Could you transcribe the material below exactly, without leaving out a single line?

═══ Source data

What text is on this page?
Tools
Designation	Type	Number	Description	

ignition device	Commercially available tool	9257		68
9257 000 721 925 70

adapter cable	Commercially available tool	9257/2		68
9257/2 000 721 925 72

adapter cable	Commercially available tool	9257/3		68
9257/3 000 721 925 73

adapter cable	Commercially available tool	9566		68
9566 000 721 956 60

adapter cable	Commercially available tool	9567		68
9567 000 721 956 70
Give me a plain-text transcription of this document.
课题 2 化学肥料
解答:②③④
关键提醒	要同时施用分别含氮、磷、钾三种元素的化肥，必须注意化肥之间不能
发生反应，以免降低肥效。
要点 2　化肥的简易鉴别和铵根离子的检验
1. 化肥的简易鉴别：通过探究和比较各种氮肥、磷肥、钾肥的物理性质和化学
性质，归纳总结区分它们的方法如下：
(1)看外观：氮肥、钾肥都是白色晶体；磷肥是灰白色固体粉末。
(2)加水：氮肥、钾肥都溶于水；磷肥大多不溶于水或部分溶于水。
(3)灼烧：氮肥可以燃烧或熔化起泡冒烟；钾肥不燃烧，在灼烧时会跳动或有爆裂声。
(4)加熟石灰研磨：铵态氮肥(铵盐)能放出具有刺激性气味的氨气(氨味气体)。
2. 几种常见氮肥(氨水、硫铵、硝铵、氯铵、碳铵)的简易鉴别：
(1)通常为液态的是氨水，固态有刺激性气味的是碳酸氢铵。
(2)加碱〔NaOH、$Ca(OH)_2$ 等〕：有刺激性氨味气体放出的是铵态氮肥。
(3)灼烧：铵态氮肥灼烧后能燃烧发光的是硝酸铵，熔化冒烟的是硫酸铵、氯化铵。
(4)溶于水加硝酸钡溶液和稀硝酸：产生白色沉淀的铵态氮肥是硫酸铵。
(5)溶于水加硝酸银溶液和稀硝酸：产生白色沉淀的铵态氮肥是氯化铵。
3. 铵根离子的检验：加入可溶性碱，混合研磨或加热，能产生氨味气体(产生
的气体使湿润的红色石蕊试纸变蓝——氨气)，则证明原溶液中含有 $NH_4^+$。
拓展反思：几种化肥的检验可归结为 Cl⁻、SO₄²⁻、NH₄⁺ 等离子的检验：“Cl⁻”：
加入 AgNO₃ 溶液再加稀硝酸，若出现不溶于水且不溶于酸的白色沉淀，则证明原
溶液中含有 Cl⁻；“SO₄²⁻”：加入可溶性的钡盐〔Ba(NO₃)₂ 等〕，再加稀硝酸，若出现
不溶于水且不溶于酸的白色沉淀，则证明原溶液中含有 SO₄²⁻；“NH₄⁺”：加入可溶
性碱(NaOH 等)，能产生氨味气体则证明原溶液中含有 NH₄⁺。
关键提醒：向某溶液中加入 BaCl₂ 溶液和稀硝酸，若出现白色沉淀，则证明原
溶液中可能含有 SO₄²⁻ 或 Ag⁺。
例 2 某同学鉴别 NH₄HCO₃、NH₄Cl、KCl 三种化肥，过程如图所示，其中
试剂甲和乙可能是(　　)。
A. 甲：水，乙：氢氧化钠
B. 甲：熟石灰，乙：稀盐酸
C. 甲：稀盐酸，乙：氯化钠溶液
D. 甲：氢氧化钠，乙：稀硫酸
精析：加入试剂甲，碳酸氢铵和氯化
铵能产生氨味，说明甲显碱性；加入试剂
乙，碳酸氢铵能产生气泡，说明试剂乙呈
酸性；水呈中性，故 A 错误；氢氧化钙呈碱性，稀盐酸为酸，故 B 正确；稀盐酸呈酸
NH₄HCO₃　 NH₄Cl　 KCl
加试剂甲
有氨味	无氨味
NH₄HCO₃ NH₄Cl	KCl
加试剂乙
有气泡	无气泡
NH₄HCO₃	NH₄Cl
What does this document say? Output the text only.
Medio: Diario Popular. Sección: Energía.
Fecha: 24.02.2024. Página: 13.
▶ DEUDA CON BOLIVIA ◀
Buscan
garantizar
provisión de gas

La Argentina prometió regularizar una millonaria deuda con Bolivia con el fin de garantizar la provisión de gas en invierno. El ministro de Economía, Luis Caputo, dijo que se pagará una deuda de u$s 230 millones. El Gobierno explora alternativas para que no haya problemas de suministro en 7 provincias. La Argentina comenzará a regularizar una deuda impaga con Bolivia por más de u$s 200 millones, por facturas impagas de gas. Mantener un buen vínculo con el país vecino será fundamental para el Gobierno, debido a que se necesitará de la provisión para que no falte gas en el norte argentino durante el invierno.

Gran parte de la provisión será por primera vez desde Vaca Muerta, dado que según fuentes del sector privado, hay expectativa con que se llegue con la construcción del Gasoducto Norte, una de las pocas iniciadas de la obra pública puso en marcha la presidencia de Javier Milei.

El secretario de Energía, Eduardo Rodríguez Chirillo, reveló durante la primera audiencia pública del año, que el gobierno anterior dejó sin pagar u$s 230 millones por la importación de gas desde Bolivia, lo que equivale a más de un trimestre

══════

Answer in full
What text is on this page?
Tools
Designation	Type	Number	Description	

ignition device	Commercially available tool	9257		68
9257 000 721 925 70

adapter cable	Commercially available tool	9257/2		68
9257/2 000 721 925 72

adapter cable	Commercially available tool	9257/3		68
9257/3 000 721 925 73

adapter cable	Commercially available tool	9566		68
9566 000 721 956 60

adapter cable	Commercially available tool	9567		68
9567 000 721 956 70
Give me a plain-text transcription of this document.
课题 2 化学肥料
解答:②③④
关键提醒	要同时施用分别含氮、磷、钾三种元素的化肥，必须注意化肥之间不能
发生反应，以免降低肥效。
要点 2　化肥的简易鉴别和铵根离子的检验
1. 化肥的简易鉴别：通过探究和比较各种氮肥、磷肥、钾肥的物理性质和化学
性质，归纳总结区分它们的方法如下：
(1)看外观：氮肥、钾肥都是白色晶体；磷肥是灰白色固体粉末。
(2)加水：氮肥、钾肥都溶于水；磷肥大多不溶于水或部分溶于水。
(3)灼烧：氮肥可以燃烧或熔化起泡冒烟；钾肥不燃烧，在灼烧时会跳动或有爆裂声。
(4)加熟石灰研磨：铵态氮肥(铵盐)能放出具有刺激性气味的氨气(氨味气体)。
2. 几种常见氮肥(氨水、硫铵、硝铵、氯铵、碳铵)的简易鉴别：
(1)通常为液态的是氨水，固态有刺激性气味的是碳酸氢铵。
(2)加碱〔NaOH、$Ca(OH)_2$ 等〕：有刺激性氨味气体放出的是铵态氮肥。
(3)灼烧：铵态氮肥灼烧后能燃烧发光的是硝酸铵，熔化冒烟的是硫酸铵、氯化铵。
(4)溶于水加硝酸钡溶液和稀硝酸：产生白色沉淀的铵态氮肥是硫酸铵。
(5)溶于水加硝酸银溶液和稀硝酸：产生白色沉淀的铵态氮肥是氯化铵。
3. 铵根离子的检验：加入可溶性碱，混合研磨或加热，能产生氨味气体(产生
的气体使湿润的红色石蕊试纸变蓝——氨气)，则证明原溶液中含有 $NH_4^+$。
拓展反思：几种化肥的检验可归结为 Cl⁻、SO₄²⁻、NH₄⁺ 等离子的检验：“Cl⁻”：
加入 AgNO₃ 溶液再加稀硝酸，若出现不溶于水且不溶于酸的白色沉淀，则证明原
溶液中含有 Cl⁻；“SO₄²⁻”：加入可溶性的钡盐〔Ba(NO₃)₂ 等〕，再加稀硝酸，若出现
不溶于水且不溶于酸的白色沉淀，则证明原溶液中含有 SO₄²⁻；“NH₄⁺”：加入可溶
性碱(NaOH 等)，能产生氨味气体则证明原溶液中含有 NH₄⁺。
关键提醒：向某溶液中加入 BaCl₂ 溶液和稀硝酸，若出现白色沉淀，则证明原
溶液中可能含有 SO₄²⁻ 或 Ag⁺。
例 2 某同学鉴别 NH₄HCO₃、NH₄Cl、KCl 三种化肥，过程如图所示，其中
试剂甲和乙可能是(　　)。
A. 甲：水，乙：氢氧化钠
B. 甲：熟石灰，乙：稀盐酸
C. 甲：稀盐酸，乙：氯化钠溶液
D. 甲：氢氧化钠，乙：稀硫酸
精析：加入试剂甲，碳酸氢铵和氯化
铵能产生氨味，说明甲显碱性；加入试剂
乙，碳酸氢铵能产生气泡，说明试剂乙呈
酸性；水呈中性，故 A 错误；氢氧化钙呈碱性，稀盐酸为酸，故 B 正确；稀盐酸呈酸
NH₄HCO₃　 NH₄Cl　 KCl
加试剂甲
有氨味	无氨味
NH₄HCO₃ NH₄Cl	KCl
加试剂乙
有气泡	无气泡
NH₄HCO₃	NH₄Cl
What does this document say? Output the text only.
Medio: Diario Popular. Sección: Energía.
Fecha: 24.02.2024. Página: 13.
▶ DEUDA CON BOLIVIA ◀
Buscan
garantizar
provisión de gas

La Argentina prometió regularizar una millonaria deuda con Bolivia con el fin de garantizar la provisión de gas en invierno. El ministro de Economía, Luis Caputo, dijo que se pagará una deuda de u$s 230 millones. El Gobierno explora alternativas para que no haya problemas de suministro en 7 provincias. La Argentina comenzará a regularizar una deuda impaga con Bolivia por más de u$s 200 millones, por facturas impagas de gas. Mantener un buen vínculo con el país vecino será fundamental para el Gobierno, debido a que se necesitará de la provisión para que no falte gas en el norte argentino durante el invierno.

Gran parte de la provisión será por primera vez desde Vaca Muerta, dado que según fuentes del sector privado, hay expectativa con que se llegue con la construcción del Gasoducto Norte, una de las pocas iniciadas de la obra pública puso en marcha la presidencia de Javier Milei.

El secretario de Energía, Eduardo Rodríguez Chirillo, reveló durante la primera audiencia pública del año, que el gobierno anterior dejó sin pagar u$s 230 millones por la importación de gas desde Bolivia, lo que equivale a más de un trimestre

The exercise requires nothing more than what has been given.